- **What to work on**:
Only lines with the string "changes" matter here; gather them from the material below.

- **Source records**:
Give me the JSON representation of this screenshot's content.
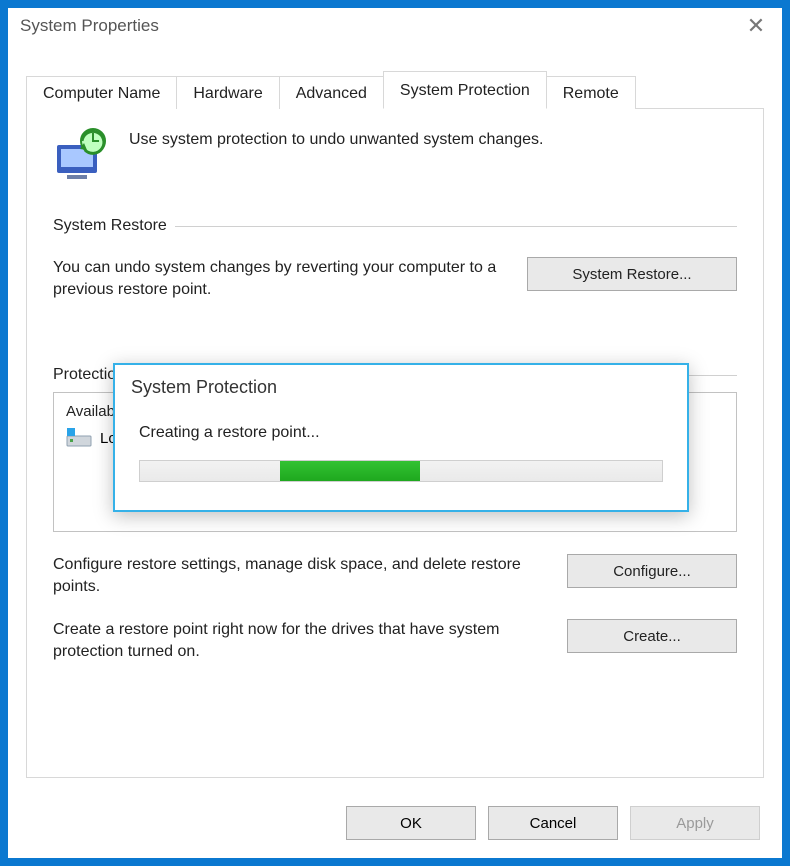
{
  "window": {
    "title": "System Properties"
  },
  "tabs": [
    {
      "label": "Computer Name"
    },
    {
      "label": "Hardware"
    },
    {
      "label": "Advanced"
    },
    {
      "label": "System Protection"
    },
    {
      "label": "Remote"
    }
  ],
  "intro": {
    "text": "Use system protection to undo unwanted system changes."
  },
  "restore_group": {
    "title": "System Restore",
    "text": "You can undo system changes by reverting your computer to a previous restore point.",
    "button": "System Restore..."
  },
  "protection_group": {
    "title": "Protection Settings",
    "available_label": "Available Drives",
    "drive_row": {
      "label": "Local Disk"
    },
    "configure_text": "Configure restore settings, manage disk space, and delete restore points.",
    "configure_button": "Configure...",
    "create_text": "Create a restore point right now for the drives that have system protection turned on.",
    "create_button": "Create..."
  },
  "buttons": {
    "ok": "OK",
    "cancel": "Cancel",
    "apply": "Apply"
  },
  "modal": {
    "title": "System Protection",
    "status": "Creating a restore point..."
  }
}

- **Finished answer**:
    "text": "Use system protection to undo unwanted system changes."
    "text": "You can undo system changes by reverting your computer to a previous restore point.",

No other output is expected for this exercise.